• _Auszug aus Dokument_:
+ + + +

# Mit welcher Angelart fängt man Karpfen am besten???



## Mini-Broesel (22. März 2005)

Hi,
hätte damal ne Frage...mit welcher Angelart fängt ihr Karpfenam besten???


----------



## Mini-Broesel (22. März 2005)

*AW: Mit welcher Angelart fängt man Karpfen am besten???*

Das untere soll Grundangeln heißen


----------



## Tyron (22. März 2005)

*AW: Mit welcher Angelart fängt man Karpfen am besten???*

Ich angel, wenn ich denn mal auf Karpfen fische, fast nur auf Grund. Auf Pose hab ich zwar auch schon gute Karpfenerfolge gehabt, doch die Größten bissen an der Grundmontage. 
Wenns früh im Jahr auf Satzkarpfen geht setze ich ab und an die Pose ein.


----------



## ralle (22. März 2005)

*AW: Mit welcher Angelart fängt man Karpfen am besten???*

Jetzt isses auch "Grundangeln"


----------



## Baddy89 (22. März 2005)

*AW: Mit welcher Angelart fängt man Karpfen am besten???*

Hmmm, jo mit Pose geht es schon, aber ich vertraue ihr nicht so. Keine Ahnung warum. Die Festbleimontage gefällt mir jetzt besser. Werde ich auch so schnell nicht wieder ändern


----------



## Bergi (22. März 2005)

+ + + +

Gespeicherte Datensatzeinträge
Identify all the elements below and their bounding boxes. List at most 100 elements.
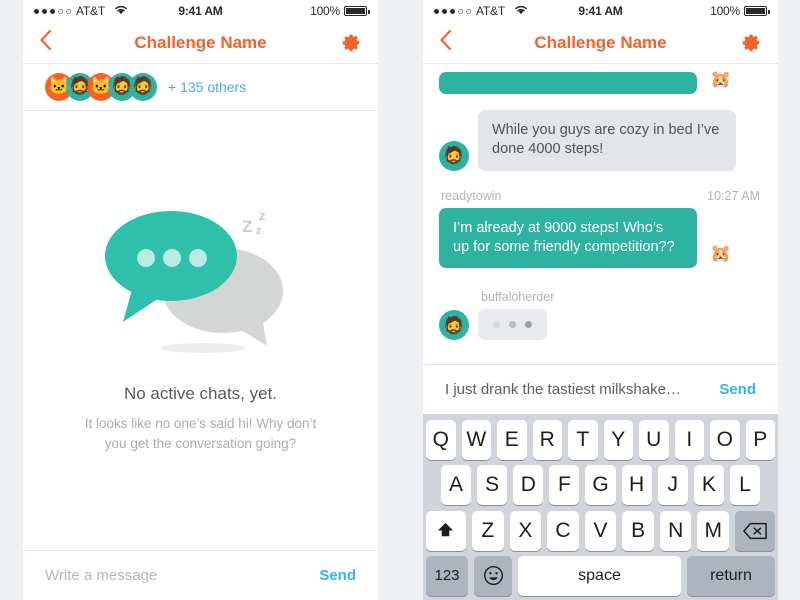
- message-composer-left: Write a message Send: [23, 550, 378, 600]
- key-z[interactable]: Z: [471, 510, 504, 551]
- message-bubble: While you guys are cozy in bed I’ve done…: [478, 110, 736, 171]
- on-screen-keyboard[interactable]: Q W E R T Y U I O P A S D F G H J K L Z …: [423, 414, 778, 600]
- wifi-icon: [514, 4, 528, 18]
- key-j[interactable]: J: [657, 465, 688, 506]
- signal-strength-icon: [434, 8, 471, 14]
- key-v[interactable]: V: [584, 510, 617, 551]
- avatar-glyph: 🐹: [710, 243, 732, 263]
- typing-indicator: [478, 309, 547, 341]
- keyboard-row-3: Z X C V B N M: [425, 510, 776, 551]
- status-bar-right: AT&T 9:41 AM 100%: [423, 0, 778, 22]
- avatar-glyph: 🧔: [111, 77, 133, 96]
- svg-text:z: z: [256, 225, 262, 237]
- key-r[interactable]: R: [532, 420, 562, 460]
- battery-full-icon: [744, 6, 770, 16]
- avatar-glyph: 🧔: [443, 315, 465, 335]
- key-d[interactable]: D: [513, 465, 544, 506]
- key-k[interactable]: K: [693, 465, 724, 506]
- typing-indicator-row: 🧔: [439, 309, 762, 341]
- status-bar-battery-group: 100%: [710, 4, 770, 18]
- participant-avatars[interactable]: 🐱 🧔 🐱 🧔 🧔: [45, 73, 157, 101]
- key-x[interactable]: X: [509, 510, 542, 551]
- avatar[interactable]: 🧔: [439, 140, 469, 171]
- wifi-icon: [114, 4, 128, 18]
- key-l[interactable]: L: [729, 465, 760, 506]
- space-key[interactable]: space: [518, 555, 681, 596]
- key-p[interactable]: P: [745, 420, 775, 460]
- avatar-glyph: 🐱: [90, 77, 112, 96]
- gear-icon[interactable]: [341, 32, 362, 53]
- key-m[interactable]: M: [697, 510, 730, 551]
- carrier-label: AT&T: [76, 4, 105, 18]
- key-w[interactable]: W: [461, 420, 491, 460]
- battery-percent-label: 100%: [710, 4, 740, 18]
- message-input[interactable]: I just drank the tastiest milkshake…: [445, 381, 719, 398]
- avatar[interactable]: 🐹: [706, 238, 736, 268]
- backspace-icon[interactable]: [735, 510, 776, 551]
- status-bar-left: AT&T 9:41 AM 100%: [23, 0, 378, 22]
- avatar-glyph: 🧔: [132, 77, 154, 96]
- send-button[interactable]: Send: [319, 567, 356, 584]
- signal-strength-icon: [34, 8, 71, 14]
- gear-icon[interactable]: [741, 32, 762, 53]
- empty-state: Z z z No active chats, yet. It looks lik…: [23, 111, 378, 550]
- status-bar-battery-group: 100%: [310, 4, 370, 18]
- others-count-link[interactable]: + 135 others: [168, 79, 246, 95]
- avatar-glyph: 🐹: [710, 69, 732, 89]
- chevron-left-icon[interactable]: [439, 29, 452, 56]
- keyboard-row-1: Q W E R T Y U I O P: [426, 420, 775, 460]
- send-button[interactable]: Send: [719, 381, 756, 398]
- status-bar-carrier-group: AT&T: [434, 4, 528, 18]
- return-key[interactable]: return: [687, 555, 775, 596]
- phone-screen-empty-chat: AT&T 9:41 AM 100% Challenge Name 🐱 🧔 🐱 🧔…: [23, 0, 378, 600]
- key-o[interactable]: O: [710, 420, 740, 460]
- page-title: Challenge Name: [534, 32, 667, 52]
- empty-state-subtitle: It looks like no one’s said hi! Why don’…: [84, 415, 317, 451]
- message-sender: readytowin: [441, 188, 502, 203]
- key-g[interactable]: G: [585, 465, 616, 506]
- key-a[interactable]: A: [441, 465, 472, 506]
- keyboard-row-4: 123 space return: [426, 555, 775, 596]
- key-t[interactable]: T: [568, 420, 598, 460]
- message-bubble: I’m already at 9000 steps! Who’s up for …: [439, 207, 697, 269]
- carrier-label: AT&T: [476, 4, 505, 18]
- chevron-left-icon[interactable]: [39, 29, 52, 56]
- key-q[interactable]: Q: [426, 420, 456, 460]
- smiley-icon[interactable]: [474, 555, 512, 596]
- avatar-glyph: 🧔: [443, 146, 465, 166]
- message-sender: buffaloherder: [481, 290, 555, 305]
- message-composer-right: I just drank the tastiest milkshake… Sen…: [423, 364, 778, 414]
- avatar-glyph: 🧔: [69, 77, 91, 96]
- avatar-glyph: 🐱: [48, 77, 70, 96]
- two-speech-bubbles-sleeping-icon: Z z z: [93, 198, 308, 358]
- typing-sender: buffaloherder: [439, 290, 762, 309]
- message-meta: readytowin 10:27 AM: [439, 189, 762, 208]
- key-y[interactable]: Y: [603, 420, 633, 460]
- key-i[interactable]: I: [674, 420, 704, 460]
- keyboard-row-2: A S D F G H J K L: [426, 465, 775, 506]
- key-b[interactable]: B: [622, 510, 654, 551]
- message-input[interactable]: Write a message: [45, 567, 319, 584]
- key-h[interactable]: H: [621, 465, 652, 506]
- key-f[interactable]: F: [549, 465, 580, 506]
- phone-screen-active-chat: AT&T 9:41 AM 100% Challenge Name 🐹 🧔 Whi…: [423, 0, 778, 600]
- message-row: 🧔 While you guys are cozy in bed I’ve do…: [439, 110, 762, 171]
- page-title: Challenge Name: [134, 32, 267, 52]
- participants-strip: 🐱 🧔 🐱 🧔 🧔 + 135 others: [23, 64, 378, 111]
- nav-bar-right: Challenge Name: [423, 22, 778, 64]
- svg-text:Z: Z: [242, 217, 252, 236]
- shift-arrow-icon[interactable]: [425, 510, 466, 551]
- key-c[interactable]: C: [547, 510, 579, 551]
- typing-dot: [525, 321, 532, 329]
- svg-text:z: z: [259, 208, 266, 223]
- message-row: I’m already at 9000 steps! Who’s up for …: [439, 207, 762, 269]
- avatar[interactable]: 🧔: [439, 310, 469, 341]
- avatar[interactable]: 🧔: [129, 73, 157, 101]
- chat-thread[interactable]: 🐹 🧔 While you guys are cozy in bed I’ve …: [423, 64, 778, 366]
- typing-dot: [493, 321, 500, 329]
- key-n[interactable]: N: [659, 510, 692, 551]
- numbers-key[interactable]: 123: [426, 555, 468, 596]
- key-e[interactable]: E: [497, 420, 527, 460]
- key-s[interactable]: S: [477, 465, 508, 506]
- key-u[interactable]: U: [639, 420, 669, 460]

+ + + +

• _Aufgaben zur Bearbeitung_:
1: Wiederhole aus den Datensätzen unverändert den Abschnitt von der Zeile mit „- message-composer-left: Write“ bis zur Zeile mit „- keyboard-row-3: Z“, beide Zeilen eingeschlossen.
2: Schreibe den Text über das Karpfenangeln im Anschluss an seine letzte Zeile weiter.
Text und Datensätze stammen aus verschiedenen Quellen.

• _Lösungen in Reihenfolge_:
1:
- message-composer-left: Write a message Send: [23, 550, 378, 600]
- key-z[interactable]: Z: [471, 510, 504, 551]
- message-bubble: While you guys are cozy in bed I’ve done…: [478, 110, 736, 171]
- on-screen-keyboard[interactable]: Q W E R T Y U I O P A S D F G H J K L Z …: [423, 414, 778, 600]
- wifi-icon: [514, 4, 528, 18]
- key-j[interactable]: J: [657, 465, 688, 506]
- signal-strength-icon: [434, 8, 471, 14]
- key-v[interactable]: V: [584, 510, 617, 551]
- avatar-glyph: 🐹: [710, 243, 732, 263]
- typing-indicator: [478, 309, 547, 341]
- keyboard-row-3: Z X C V B N M: [425, 510, 776, 551]

2:
*AW: Mit welcher Angelart fängt man Karpfen am besten???*

Ganz klar: "Grundmontage",also mit Festblei.

Aber andersherum gesehn angelt man ja im Normalfall mit Pose auch so,das der Köder am Grund liegt


----------



## carp-kutte (22. März 2005)

*AW: Mit welcher Angelart fängt man Karpfen am besten???*

hey!

Für mich ein ganz klarer Fall.Grundmontage!!
Die Vorteile liegen auf der Hand:Ich kann die Montage immer ruhig und sehr flach am Gewässergrund halten,da die Schnur von der Seite kommt und nicht von oben.So liegt das Blei und Vorfach bei wind,Bootsbetrieb und andreren Wasserakivitäten immer ruhig am Platz.Wenn ich natürlich mit weichen Ködern wie z.b. Dosenmais angle ist die Posenmontange schon besser wegen der Bisserkennung.


----------



## rob (22. März 2005)

*AW: Mit welcher Angelart fängt man Karpfen am besten???*

für mich ganz klar,die methode die zur gewissen jahres/tageszeit an einem bestimmten gewässer und dessen strukturen angebracht ist.
also wenn sie im sommer im oberwasser zeihen,fisch ich mit schwimmer.
ziehen sie vor mir am rand in grundnähe herum,fisch ich mit freilaufendem grundblei.
in der donau auf grosse entfrenung oder in der nacht,nur mit festblei..usw......
lg rob


----------



## Mini-Broesel (22. März 2005)

*AW: Mit welcher Angelart fängt man Karpfen am besten???*

Danke für eure Antworten es liegt klar auf der Hand ich werde meistens jetzt auch auf Grund angeln... #6


----------



## Carlo (25. März 2005)

*AW: Mit welcher Angelart fängt man Karpfen am besten???*

Mich interessiert dann doch mal , ob Ihr Selbsthakmontage auf Grund benutzt oder nur Futterkorb mit Haar oder sogar ohne Haar |kopfkrat


----------



## Amazone01 (3. April 2005)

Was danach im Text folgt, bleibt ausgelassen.